▸ **TASK**: Sort through the data and copy the lines holding the word "have".
---
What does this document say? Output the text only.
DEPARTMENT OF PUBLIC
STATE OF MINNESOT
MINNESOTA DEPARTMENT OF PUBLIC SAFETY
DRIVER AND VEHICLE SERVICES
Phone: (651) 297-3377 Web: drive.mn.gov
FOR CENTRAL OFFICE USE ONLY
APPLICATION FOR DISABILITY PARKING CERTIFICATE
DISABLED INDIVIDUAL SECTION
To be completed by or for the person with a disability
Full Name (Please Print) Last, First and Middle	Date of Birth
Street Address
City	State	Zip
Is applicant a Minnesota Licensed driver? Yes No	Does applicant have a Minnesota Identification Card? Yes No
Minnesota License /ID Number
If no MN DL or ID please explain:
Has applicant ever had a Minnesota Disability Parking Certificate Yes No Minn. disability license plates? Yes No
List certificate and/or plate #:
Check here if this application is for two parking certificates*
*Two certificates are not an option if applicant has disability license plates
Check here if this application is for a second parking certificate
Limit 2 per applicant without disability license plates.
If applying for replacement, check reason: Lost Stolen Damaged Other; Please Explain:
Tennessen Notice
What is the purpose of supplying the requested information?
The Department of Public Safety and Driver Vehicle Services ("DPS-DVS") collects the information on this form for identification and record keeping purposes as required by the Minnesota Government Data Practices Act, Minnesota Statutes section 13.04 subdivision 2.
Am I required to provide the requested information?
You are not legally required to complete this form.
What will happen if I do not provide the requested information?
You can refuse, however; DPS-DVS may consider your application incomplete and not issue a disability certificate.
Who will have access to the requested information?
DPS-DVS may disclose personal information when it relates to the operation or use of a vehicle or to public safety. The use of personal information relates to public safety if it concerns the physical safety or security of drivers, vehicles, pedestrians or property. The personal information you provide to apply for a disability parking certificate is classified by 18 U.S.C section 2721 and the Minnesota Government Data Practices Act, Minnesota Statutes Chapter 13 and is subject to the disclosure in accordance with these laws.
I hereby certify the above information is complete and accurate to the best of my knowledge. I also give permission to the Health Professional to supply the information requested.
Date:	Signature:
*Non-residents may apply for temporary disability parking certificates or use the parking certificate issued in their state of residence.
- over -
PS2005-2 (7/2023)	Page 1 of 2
---
▸ **TASK RESULT**:
Is applicant a Minnesota Licensed driver? Yes No	Does applicant have a Minnesota Identification Card? Yes No
Who will have access to the requested information?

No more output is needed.